▶ [Goal of the exercise]
Using the listing below, please gather every line containing the word "людей".

··· Data to process

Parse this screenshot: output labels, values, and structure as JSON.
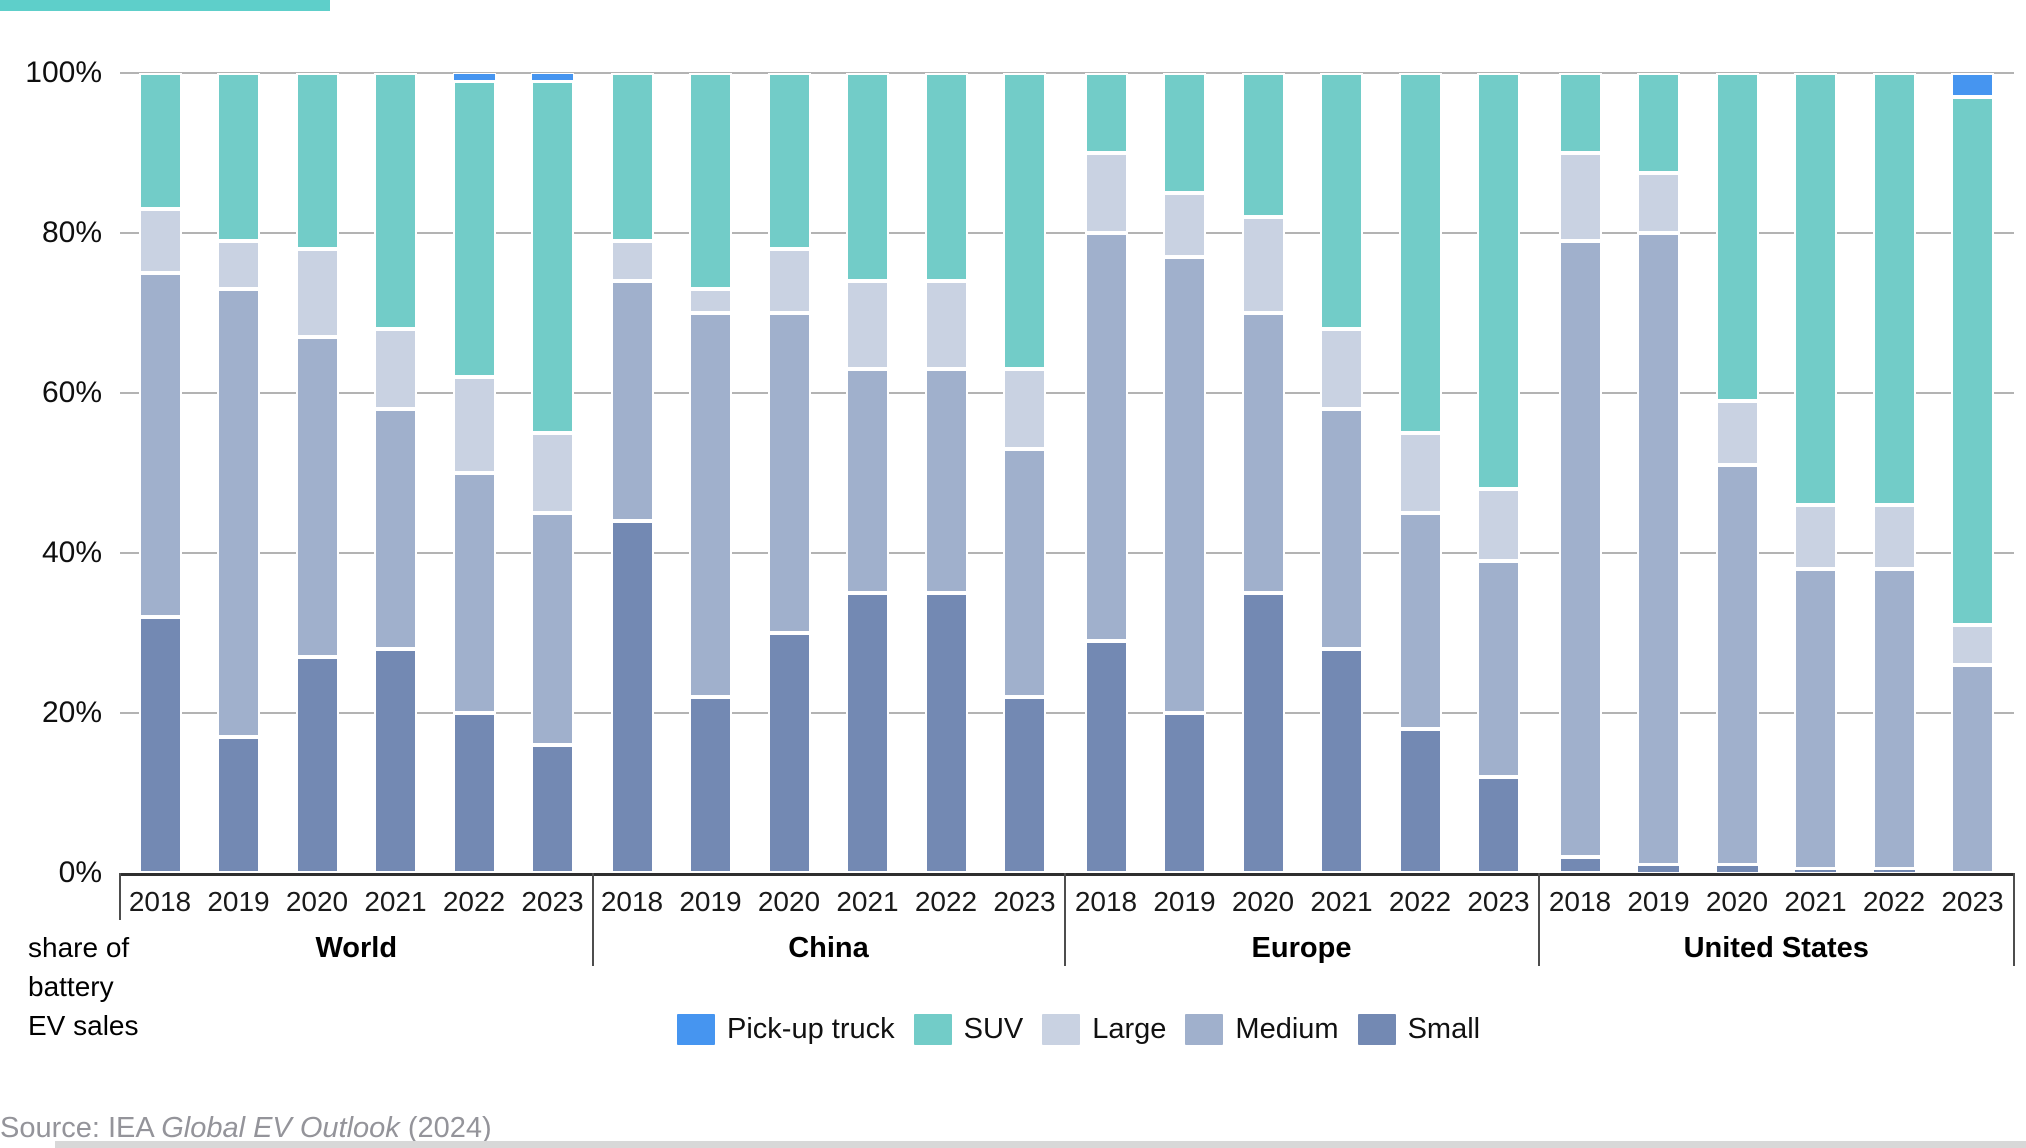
{
  "accent_bar_color": "#5ecfca",
  "y_axis": {
    "tick_labels": [
      "100%",
      "80%",
      "60%",
      "40%",
      "20%",
      "0%"
    ],
    "caption_lines": [
      "share of",
      "battery",
      "EV sales"
    ]
  },
  "legend": {
    "items": [
      {
        "id": "pickup",
        "label": "Pick-up truck",
        "color": "#4695f0"
      },
      {
        "id": "suv",
        "label": "SUV",
        "color": "#72ccc8"
      },
      {
        "id": "large",
        "label": "Large",
        "color": "#c9d2e2"
      },
      {
        "id": "medium",
        "label": "Medium",
        "color": "#a0b0cc"
      },
      {
        "id": "small",
        "label": "Small",
        "color": "#7389b3"
      }
    ]
  },
  "source": {
    "prefix": "Source: IEA ",
    "italic": "Global EV Outlook",
    "suffix": " (2024)"
  },
  "chart_data": {
    "type": "bar",
    "stacked": true,
    "unit": "percent share of battery EV sales",
    "ylim": [
      0,
      100
    ],
    "grid": true,
    "legend_position": "bottom",
    "series_order_bottom_to_top": [
      "Small",
      "Medium",
      "Large",
      "SUV",
      "Pick-up truck"
    ],
    "series_colors": {
      "pickup": "#4695f0",
      "suv": "#72ccc8",
      "large": "#c9d2e2",
      "medium": "#a0b0cc",
      "small": "#7389b3"
    },
    "groups": [
      {
        "label": "World",
        "bars": [
          {
            "year": "2018",
            "small": 32,
            "medium": 43,
            "large": 8,
            "suv": 17,
            "pickup": 0
          },
          {
            "year": "2019",
            "small": 17,
            "medium": 56,
            "large": 6,
            "suv": 21,
            "pickup": 0
          },
          {
            "year": "2020",
            "small": 27,
            "medium": 40,
            "large": 11,
            "suv": 22,
            "pickup": 0
          },
          {
            "year": "2021",
            "small": 28,
            "medium": 30,
            "large": 10,
            "suv": 32,
            "pickup": 0
          },
          {
            "year": "2022",
            "small": 20,
            "medium": 30,
            "large": 12,
            "suv": 37,
            "pickup": 1
          },
          {
            "year": "2023",
            "small": 16,
            "medium": 29,
            "large": 10,
            "suv": 44,
            "pickup": 1
          }
        ]
      },
      {
        "label": "China",
        "bars": [
          {
            "year": "2018",
            "small": 44,
            "medium": 30,
            "large": 5,
            "suv": 21,
            "pickup": 0
          },
          {
            "year": "2019",
            "small": 22,
            "medium": 48,
            "large": 3,
            "suv": 27,
            "pickup": 0
          },
          {
            "year": "2020",
            "small": 30,
            "medium": 40,
            "large": 8,
            "suv": 22,
            "pickup": 0
          },
          {
            "year": "2021",
            "small": 35,
            "medium": 28,
            "large": 11,
            "suv": 26,
            "pickup": 0
          },
          {
            "year": "2022",
            "small": 35,
            "medium": 28,
            "large": 11,
            "suv": 26,
            "pickup": 0
          },
          {
            "year": "2023",
            "small": 22,
            "medium": 31,
            "large": 10,
            "suv": 37,
            "pickup": 0
          }
        ]
      },
      {
        "label": "Europe",
        "bars": [
          {
            "year": "2018",
            "small": 29,
            "medium": 51,
            "large": 10,
            "suv": 10,
            "pickup": 0
          },
          {
            "year": "2019",
            "small": 20,
            "medium": 57,
            "large": 8,
            "suv": 15,
            "pickup": 0
          },
          {
            "year": "2020",
            "small": 35,
            "medium": 35,
            "large": 12,
            "suv": 18,
            "pickup": 0
          },
          {
            "year": "2021",
            "small": 28,
            "medium": 30,
            "large": 10,
            "suv": 32,
            "pickup": 0
          },
          {
            "year": "2022",
            "small": 18,
            "medium": 27,
            "large": 10,
            "suv": 45,
            "pickup": 0
          },
          {
            "year": "2023",
            "small": 12,
            "medium": 27,
            "large": 9,
            "suv": 52,
            "pickup": 0
          }
        ]
      },
      {
        "label": "United States",
        "bars": [
          {
            "year": "2018",
            "small": 2,
            "medium": 77,
            "large": 11,
            "suv": 10,
            "pickup": 0
          },
          {
            "year": "2019",
            "small": 1,
            "medium": 79,
            "large": 7.5,
            "suv": 12.5,
            "pickup": 0
          },
          {
            "year": "2020",
            "small": 1,
            "medium": 50,
            "large": 8,
            "suv": 41,
            "pickup": 0
          },
          {
            "year": "2021",
            "small": 0.5,
            "medium": 37.5,
            "large": 8,
            "suv": 54,
            "pickup": 0
          },
          {
            "year": "2022",
            "small": 0.5,
            "medium": 37.5,
            "large": 8,
            "suv": 54,
            "pickup": 0
          },
          {
            "year": "2023",
            "small": 0,
            "medium": 26,
            "large": 5,
            "suv": 66,
            "pickup": 3
          }
        ]
      }
    ]
  }
}
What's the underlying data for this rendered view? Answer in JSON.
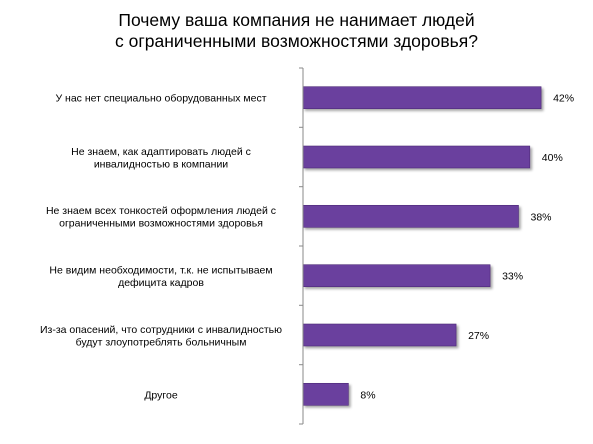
{
  "chart_data": {
    "type": "bar",
    "orientation": "horizontal",
    "title": [
      "Почему ваша компания не нанимает людей",
      "с ограниченными возможностями здоровья?"
    ],
    "categories": [
      [
        "У нас нет специально оборудованных мест"
      ],
      [
        "Не знаем, как адаптировать людей с",
        "инвалидностью в компании"
      ],
      [
        "Не знаем всех тонкостей оформления людей с",
        "ограниченными возможностями здоровья"
      ],
      [
        "Не видим необходимости, т.к. не испытываем",
        "дефицита кадров"
      ],
      [
        "Из-за опасений, что сотрудники с инвалидностью",
        "будут  злоупотреблять больничным"
      ],
      [
        "Другое"
      ]
    ],
    "values": [
      42,
      40,
      38,
      33,
      27,
      8
    ],
    "value_labels": [
      "42%",
      "40%",
      "38%",
      "33%",
      "27%",
      "8%"
    ],
    "unit": "%",
    "xlim": [
      0,
      45
    ],
    "grid": false,
    "legend": "none",
    "colors": {
      "bar": "#6b3f9e",
      "bar_edge": "#4e2c78",
      "axis": "#888888"
    }
  }
}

······

▶ [Answer to the problem]
      "Почему ваша компания не нанимает людей",
        "Не знаем, как адаптировать людей с",
        "Не знаем всех тонкостей оформления людей с",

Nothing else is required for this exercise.